Your task is to filter the data below down to the lines holding "written".

- - - - - - -

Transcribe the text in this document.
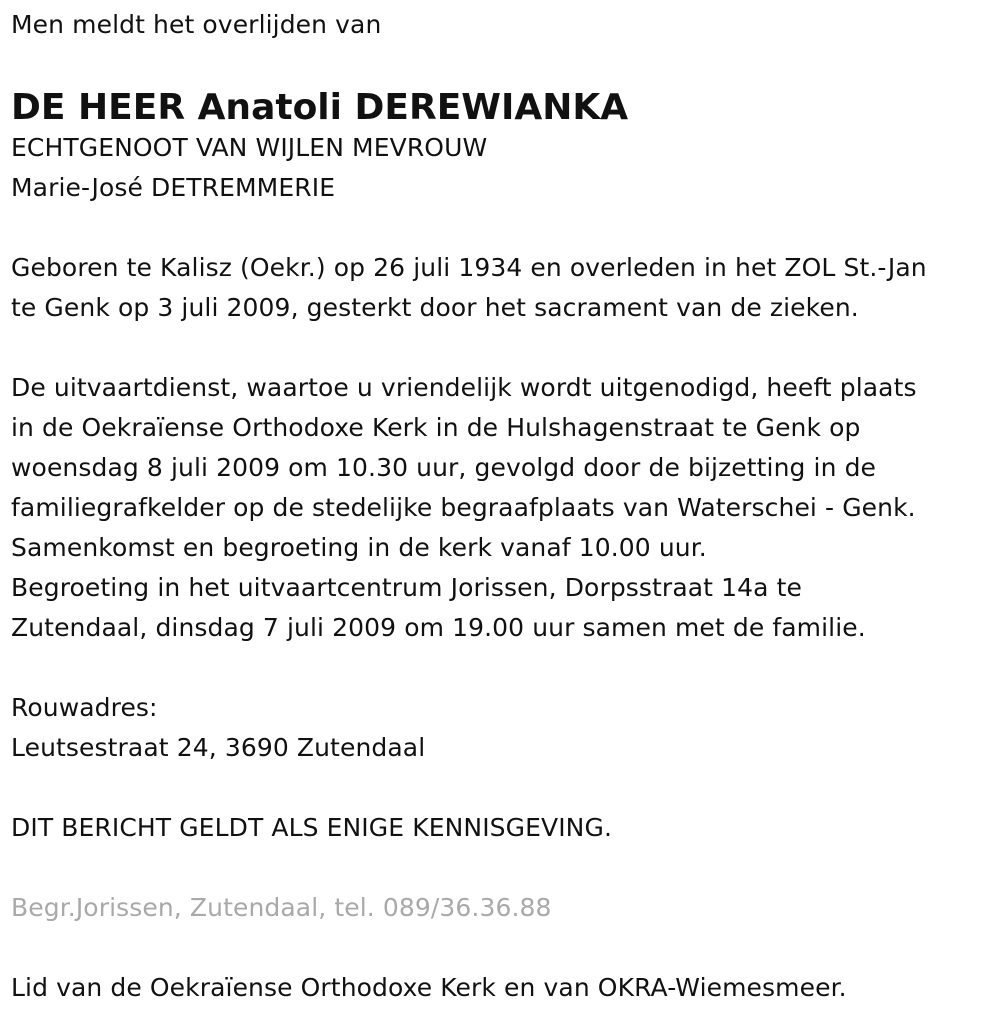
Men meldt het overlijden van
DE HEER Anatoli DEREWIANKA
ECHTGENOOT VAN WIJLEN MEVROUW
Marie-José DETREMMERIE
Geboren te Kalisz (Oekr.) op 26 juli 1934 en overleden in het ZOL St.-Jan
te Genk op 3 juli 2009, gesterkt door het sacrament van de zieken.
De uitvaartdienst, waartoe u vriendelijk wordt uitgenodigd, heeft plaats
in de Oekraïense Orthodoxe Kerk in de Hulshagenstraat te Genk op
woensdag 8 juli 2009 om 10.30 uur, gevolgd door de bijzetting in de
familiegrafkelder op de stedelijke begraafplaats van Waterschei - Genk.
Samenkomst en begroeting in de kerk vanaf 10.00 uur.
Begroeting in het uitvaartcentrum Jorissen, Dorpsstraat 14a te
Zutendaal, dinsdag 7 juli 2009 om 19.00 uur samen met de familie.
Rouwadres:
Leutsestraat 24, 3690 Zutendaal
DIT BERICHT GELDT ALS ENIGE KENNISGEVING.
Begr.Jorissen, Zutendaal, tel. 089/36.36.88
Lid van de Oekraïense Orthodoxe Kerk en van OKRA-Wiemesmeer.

- - - - - - -

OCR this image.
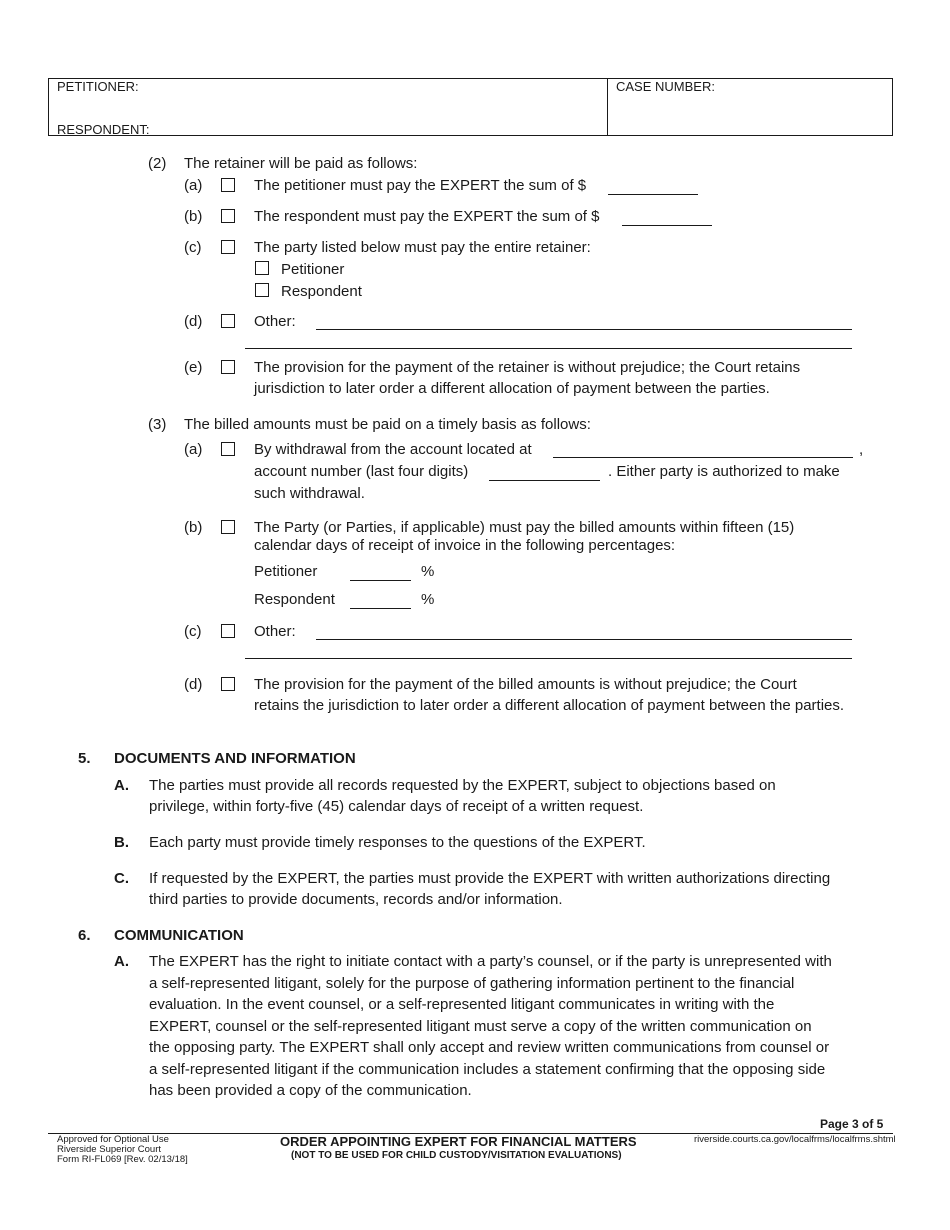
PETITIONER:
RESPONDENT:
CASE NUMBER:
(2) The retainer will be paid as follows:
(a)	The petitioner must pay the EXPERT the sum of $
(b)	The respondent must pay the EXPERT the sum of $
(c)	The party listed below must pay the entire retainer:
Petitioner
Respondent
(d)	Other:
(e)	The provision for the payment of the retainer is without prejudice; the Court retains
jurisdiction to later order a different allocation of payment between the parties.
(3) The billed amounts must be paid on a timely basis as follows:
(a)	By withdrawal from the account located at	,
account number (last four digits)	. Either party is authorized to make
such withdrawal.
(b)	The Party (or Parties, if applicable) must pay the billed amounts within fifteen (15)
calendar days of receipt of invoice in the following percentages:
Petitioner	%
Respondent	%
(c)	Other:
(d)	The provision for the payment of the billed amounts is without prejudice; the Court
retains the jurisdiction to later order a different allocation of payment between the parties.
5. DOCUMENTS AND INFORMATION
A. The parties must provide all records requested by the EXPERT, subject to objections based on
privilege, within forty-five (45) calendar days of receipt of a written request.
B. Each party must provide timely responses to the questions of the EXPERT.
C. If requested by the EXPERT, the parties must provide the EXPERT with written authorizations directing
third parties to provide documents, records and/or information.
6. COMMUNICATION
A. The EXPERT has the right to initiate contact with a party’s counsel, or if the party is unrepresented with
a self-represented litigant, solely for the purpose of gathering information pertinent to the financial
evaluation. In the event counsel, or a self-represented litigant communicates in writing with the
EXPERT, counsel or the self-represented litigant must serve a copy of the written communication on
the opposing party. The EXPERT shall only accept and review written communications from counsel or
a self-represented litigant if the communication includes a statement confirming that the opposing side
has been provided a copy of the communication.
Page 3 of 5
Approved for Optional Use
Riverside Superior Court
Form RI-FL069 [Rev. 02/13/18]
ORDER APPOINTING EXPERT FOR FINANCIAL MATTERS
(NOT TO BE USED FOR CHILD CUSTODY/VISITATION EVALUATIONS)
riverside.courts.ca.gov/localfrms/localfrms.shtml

- - - - - - -

→ REPLY TO THE EXERCISE:
privilege, within forty-five (45) calendar days of receipt of a written request.
C. If requested by the EXPERT, the parties must provide the EXPERT with written authorizations directing
EXPERT, counsel or the self-represented litigant must serve a copy of the written communication on
the opposing party. The EXPERT shall only accept and review written communications from counsel or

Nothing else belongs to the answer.